▶ Requirement: In how many lines of the data does the word "crash" appear? Give the number by itself.

-- start of Given data --

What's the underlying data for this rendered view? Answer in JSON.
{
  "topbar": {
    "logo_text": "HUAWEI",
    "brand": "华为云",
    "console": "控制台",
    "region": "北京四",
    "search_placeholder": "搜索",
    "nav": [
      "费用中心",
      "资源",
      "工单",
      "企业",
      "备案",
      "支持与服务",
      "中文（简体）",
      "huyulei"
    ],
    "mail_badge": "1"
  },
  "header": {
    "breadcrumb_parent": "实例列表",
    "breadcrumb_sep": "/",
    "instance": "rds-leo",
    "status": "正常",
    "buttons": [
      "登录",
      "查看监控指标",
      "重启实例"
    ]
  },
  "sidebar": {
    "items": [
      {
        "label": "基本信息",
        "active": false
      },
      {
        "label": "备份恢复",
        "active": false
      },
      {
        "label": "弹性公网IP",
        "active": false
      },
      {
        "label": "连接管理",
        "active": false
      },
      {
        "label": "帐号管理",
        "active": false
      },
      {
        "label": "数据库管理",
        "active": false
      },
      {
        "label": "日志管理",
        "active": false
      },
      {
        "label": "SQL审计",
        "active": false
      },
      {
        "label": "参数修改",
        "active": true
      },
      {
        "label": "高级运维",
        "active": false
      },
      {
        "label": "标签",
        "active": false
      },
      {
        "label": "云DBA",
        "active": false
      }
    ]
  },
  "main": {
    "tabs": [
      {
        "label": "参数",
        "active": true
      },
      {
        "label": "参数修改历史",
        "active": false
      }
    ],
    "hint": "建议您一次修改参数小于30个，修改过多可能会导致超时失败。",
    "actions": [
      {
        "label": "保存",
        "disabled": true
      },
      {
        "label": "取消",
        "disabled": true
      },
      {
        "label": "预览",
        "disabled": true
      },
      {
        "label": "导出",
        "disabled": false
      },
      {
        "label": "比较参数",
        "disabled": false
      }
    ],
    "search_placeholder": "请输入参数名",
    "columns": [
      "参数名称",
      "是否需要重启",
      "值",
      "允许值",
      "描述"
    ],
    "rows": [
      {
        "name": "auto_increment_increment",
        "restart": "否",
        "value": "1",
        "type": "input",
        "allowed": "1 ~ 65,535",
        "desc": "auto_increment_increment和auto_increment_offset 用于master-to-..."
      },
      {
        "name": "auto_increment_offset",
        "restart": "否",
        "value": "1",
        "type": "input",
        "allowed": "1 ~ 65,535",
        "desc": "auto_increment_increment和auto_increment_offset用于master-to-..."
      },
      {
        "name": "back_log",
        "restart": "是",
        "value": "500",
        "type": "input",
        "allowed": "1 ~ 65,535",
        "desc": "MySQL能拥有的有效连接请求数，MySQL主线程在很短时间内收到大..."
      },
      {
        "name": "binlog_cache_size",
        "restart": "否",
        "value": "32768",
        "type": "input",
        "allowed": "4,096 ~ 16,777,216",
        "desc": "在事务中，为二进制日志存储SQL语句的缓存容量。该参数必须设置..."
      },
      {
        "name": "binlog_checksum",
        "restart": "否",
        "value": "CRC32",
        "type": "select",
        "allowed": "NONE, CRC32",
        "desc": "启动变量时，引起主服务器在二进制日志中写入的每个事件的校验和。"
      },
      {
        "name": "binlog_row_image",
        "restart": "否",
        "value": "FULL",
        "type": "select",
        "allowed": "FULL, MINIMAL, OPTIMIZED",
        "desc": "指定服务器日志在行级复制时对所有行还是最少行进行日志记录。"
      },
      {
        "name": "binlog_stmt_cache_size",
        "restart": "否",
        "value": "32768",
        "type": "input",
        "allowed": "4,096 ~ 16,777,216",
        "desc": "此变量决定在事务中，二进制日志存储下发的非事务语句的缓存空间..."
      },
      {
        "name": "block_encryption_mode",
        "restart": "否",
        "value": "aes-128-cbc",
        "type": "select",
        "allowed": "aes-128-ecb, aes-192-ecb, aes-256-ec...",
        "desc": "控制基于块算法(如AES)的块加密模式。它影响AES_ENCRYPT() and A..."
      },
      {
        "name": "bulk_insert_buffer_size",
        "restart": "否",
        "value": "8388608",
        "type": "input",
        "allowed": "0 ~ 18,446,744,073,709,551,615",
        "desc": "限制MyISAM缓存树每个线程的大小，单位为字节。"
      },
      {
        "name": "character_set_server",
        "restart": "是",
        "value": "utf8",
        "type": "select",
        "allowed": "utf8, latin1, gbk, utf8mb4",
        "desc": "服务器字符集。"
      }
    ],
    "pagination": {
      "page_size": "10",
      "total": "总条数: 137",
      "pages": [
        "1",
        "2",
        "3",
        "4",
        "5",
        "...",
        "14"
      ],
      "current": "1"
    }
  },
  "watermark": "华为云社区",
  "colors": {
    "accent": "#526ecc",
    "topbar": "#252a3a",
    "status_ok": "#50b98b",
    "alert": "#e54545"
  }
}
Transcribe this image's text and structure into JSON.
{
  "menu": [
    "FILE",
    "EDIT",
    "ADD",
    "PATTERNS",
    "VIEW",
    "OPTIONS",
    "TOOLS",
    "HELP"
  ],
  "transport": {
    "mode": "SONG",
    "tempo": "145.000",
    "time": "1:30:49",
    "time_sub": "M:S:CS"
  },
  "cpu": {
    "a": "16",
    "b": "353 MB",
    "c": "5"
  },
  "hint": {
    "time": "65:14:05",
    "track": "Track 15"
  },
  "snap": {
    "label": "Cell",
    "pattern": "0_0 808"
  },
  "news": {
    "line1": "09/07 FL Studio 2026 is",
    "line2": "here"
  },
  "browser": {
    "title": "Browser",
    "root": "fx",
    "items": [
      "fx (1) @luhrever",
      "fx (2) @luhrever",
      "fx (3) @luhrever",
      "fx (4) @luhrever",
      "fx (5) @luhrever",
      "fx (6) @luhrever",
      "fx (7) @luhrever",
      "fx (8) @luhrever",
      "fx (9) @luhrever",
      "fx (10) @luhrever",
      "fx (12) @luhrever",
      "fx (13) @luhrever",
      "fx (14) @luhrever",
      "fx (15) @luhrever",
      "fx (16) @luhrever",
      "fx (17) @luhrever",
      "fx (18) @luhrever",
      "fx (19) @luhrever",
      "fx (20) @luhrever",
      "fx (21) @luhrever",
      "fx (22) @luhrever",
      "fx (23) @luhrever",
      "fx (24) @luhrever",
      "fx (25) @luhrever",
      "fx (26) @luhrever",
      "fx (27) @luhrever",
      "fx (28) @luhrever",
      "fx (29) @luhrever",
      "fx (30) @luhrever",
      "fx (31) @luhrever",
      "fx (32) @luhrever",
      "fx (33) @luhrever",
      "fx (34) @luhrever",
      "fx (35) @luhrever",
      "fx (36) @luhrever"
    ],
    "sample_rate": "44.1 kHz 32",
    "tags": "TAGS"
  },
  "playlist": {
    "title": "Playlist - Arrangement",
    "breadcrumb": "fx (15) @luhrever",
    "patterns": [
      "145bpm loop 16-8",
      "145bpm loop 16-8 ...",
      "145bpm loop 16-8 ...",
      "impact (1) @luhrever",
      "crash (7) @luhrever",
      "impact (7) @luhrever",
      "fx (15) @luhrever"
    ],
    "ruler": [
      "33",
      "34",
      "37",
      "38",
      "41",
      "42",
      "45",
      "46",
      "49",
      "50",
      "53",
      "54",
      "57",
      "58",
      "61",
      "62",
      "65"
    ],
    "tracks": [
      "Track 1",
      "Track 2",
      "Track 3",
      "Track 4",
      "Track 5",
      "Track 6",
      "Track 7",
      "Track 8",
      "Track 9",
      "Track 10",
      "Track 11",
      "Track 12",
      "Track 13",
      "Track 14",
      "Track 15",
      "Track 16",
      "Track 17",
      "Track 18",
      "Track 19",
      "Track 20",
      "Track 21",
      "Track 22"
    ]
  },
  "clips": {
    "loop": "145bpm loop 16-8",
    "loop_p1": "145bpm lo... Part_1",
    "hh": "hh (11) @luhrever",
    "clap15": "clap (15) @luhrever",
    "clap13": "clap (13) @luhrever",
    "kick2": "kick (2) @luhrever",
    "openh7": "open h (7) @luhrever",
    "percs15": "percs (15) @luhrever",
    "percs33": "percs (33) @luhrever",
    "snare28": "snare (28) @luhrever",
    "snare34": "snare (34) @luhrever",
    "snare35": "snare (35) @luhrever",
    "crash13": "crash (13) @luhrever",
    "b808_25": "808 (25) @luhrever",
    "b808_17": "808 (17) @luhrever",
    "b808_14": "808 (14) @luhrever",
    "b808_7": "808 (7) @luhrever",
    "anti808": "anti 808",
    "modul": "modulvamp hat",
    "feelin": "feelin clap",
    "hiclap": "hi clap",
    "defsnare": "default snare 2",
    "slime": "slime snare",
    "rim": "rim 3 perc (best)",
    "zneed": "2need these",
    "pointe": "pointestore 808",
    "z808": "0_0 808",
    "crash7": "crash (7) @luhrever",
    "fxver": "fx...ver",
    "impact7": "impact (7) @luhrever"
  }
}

-- end of Given data --

▶ Full solution: 3